### [THE REQUEST]
Below are some records; retype all of them exactly.

### [EXTRACTED INFORMATION]
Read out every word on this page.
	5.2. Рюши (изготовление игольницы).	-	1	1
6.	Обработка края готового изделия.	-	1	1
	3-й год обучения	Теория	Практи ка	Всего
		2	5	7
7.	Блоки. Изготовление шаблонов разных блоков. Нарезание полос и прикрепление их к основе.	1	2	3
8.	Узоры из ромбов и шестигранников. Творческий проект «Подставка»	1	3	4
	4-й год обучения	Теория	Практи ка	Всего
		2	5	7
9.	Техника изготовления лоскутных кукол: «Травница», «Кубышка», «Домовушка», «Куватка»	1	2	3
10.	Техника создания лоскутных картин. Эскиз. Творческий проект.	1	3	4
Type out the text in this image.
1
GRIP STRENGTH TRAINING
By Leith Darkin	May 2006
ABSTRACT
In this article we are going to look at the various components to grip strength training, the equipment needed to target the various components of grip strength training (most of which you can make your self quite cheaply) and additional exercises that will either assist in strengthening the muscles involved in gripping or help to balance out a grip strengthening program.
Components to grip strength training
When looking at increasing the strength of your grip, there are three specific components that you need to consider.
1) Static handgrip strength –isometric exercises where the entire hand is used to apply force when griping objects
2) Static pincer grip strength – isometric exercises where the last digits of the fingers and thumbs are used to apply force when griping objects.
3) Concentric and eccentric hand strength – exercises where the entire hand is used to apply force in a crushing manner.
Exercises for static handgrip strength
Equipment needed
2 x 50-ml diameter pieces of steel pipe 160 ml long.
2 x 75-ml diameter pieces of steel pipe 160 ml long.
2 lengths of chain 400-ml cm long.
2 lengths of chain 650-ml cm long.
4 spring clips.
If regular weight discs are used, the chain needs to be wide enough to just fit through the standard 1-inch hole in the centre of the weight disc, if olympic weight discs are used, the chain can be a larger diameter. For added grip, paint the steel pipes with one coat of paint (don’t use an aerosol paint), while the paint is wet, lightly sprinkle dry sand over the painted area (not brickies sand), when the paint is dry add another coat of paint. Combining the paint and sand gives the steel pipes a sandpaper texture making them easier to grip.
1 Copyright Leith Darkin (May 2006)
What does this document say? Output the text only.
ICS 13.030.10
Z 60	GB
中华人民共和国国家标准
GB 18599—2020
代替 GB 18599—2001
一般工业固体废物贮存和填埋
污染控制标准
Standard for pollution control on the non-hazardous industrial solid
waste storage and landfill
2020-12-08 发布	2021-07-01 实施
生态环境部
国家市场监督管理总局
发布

### [IN RESPONSE]
Read out every word on this page.
	5.2. Рюши (изготовление игольницы).	-	1	1
6.	Обработка края готового изделия.	-	1	1
	3-й год обучения	Теория	Практи ка	Всего
		2	5	7
7.	Блоки. Изготовление шаблонов разных блоков. Нарезание полос и прикрепление их к основе.	1	2	3
8.	Узоры из ромбов и шестигранников. Творческий проект «Подставка»	1	3	4
	4-й год обучения	Теория	Практи ка	Всего
		2	5	7
9.	Техника изготовления лоскутных кукол: «Травница», «Кубышка», «Домовушка», «Куватка»	1	2	3
10.	Техника создания лоскутных картин. Эскиз. Творческий проект.	1	3	4
Type out the text in this image.
1
GRIP STRENGTH TRAINING
By Leith Darkin	May 2006
ABSTRACT
In this article we are going to look at the various components to grip strength training, the equipment needed to target the various components of grip strength training (most of which you can make your self quite cheaply) and additional exercises that will either assist in strengthening the muscles involved in gripping or help to balance out a grip strengthening program.
Components to grip strength training
When looking at increasing the strength of your grip, there are three specific components that you need to consider.
1) Static handgrip strength –isometric exercises where the entire hand is used to apply force when griping objects
2) Static pincer grip strength – isometric exercises where the last digits of the fingers and thumbs are used to apply force when griping objects.
3) Concentric and eccentric hand strength – exercises where the entire hand is used to apply force in a crushing manner.
Exercises for static handgrip strength
Equipment needed
2 x 50-ml diameter pieces of steel pipe 160 ml long.
2 x 75-ml diameter pieces of steel pipe 160 ml long.
2 lengths of chain 400-ml cm long.
2 lengths of chain 650-ml cm long.
4 spring clips.
If regular weight discs are used, the chain needs to be wide enough to just fit through the standard 1-inch hole in the centre of the weight disc, if olympic weight discs are used, the chain can be a larger diameter. For added grip, paint the steel pipes with one coat of paint (don’t use an aerosol paint), while the paint is wet, lightly sprinkle dry sand over the painted area (not brickies sand), when the paint is dry add another coat of paint. Combining the paint and sand gives the steel pipes a sandpaper texture making them easier to grip.
1 Copyright Leith Darkin (May 2006)
What does this document say? Output the text only.
ICS 13.030.10
Z 60	GB
中华人民共和国国家标准
GB 18599—2020
代替 GB 18599—2001
一般工业固体废物贮存和填埋
污染控制标准
Standard for pollution control on the non-hazardous industrial solid
waste storage and landfill
2020-12-08 发布	2021-07-01 实施
生态环境部
国家市场监督管理总局
发布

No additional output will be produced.